• _Exercise details_:
In the records below, find each line with the word "Grundlast" and copy it.

• _Records to use_:
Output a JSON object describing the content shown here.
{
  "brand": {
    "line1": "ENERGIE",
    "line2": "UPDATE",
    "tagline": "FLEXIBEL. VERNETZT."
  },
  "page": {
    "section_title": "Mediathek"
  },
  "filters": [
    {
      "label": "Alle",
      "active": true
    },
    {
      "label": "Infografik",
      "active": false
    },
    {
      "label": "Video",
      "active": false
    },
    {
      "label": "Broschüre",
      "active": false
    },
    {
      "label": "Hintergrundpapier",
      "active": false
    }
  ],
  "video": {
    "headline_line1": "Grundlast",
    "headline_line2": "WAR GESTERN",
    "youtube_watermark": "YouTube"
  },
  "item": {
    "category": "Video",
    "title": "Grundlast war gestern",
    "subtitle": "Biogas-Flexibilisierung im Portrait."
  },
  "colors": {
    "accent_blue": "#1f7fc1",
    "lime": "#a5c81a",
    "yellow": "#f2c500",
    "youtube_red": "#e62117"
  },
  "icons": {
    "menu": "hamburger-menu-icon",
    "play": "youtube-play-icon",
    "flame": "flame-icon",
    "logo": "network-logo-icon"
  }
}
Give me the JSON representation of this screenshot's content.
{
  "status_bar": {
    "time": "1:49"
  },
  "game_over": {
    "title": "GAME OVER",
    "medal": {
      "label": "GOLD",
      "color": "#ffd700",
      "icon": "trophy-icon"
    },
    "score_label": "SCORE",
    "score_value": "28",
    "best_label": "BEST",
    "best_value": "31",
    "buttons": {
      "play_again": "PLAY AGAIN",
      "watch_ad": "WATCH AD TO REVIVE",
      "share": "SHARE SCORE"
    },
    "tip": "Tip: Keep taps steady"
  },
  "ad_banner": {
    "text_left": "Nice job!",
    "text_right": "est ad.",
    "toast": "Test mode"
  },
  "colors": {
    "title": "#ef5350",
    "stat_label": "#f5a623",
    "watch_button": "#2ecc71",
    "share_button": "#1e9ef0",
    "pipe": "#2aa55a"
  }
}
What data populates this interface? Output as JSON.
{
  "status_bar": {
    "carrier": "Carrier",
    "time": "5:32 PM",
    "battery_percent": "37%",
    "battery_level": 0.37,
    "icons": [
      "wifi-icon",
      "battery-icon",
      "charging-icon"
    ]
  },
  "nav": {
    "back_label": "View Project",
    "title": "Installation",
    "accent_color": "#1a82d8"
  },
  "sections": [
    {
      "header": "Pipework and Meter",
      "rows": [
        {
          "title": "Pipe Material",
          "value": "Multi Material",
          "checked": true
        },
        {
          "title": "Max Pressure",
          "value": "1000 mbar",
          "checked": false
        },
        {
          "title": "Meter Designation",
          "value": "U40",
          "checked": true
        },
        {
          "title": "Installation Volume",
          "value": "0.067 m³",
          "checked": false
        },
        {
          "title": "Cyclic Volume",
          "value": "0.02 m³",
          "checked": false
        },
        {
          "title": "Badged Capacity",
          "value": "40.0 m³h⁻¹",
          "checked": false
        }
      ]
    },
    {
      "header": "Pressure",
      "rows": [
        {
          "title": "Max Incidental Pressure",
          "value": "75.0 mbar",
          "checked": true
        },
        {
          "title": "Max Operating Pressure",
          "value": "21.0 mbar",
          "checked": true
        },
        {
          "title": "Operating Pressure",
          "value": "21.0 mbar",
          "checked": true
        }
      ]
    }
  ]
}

• _Reply to the task_:
    "headline_line1": "Grundlast",
    "title": "Grundlast war gestern",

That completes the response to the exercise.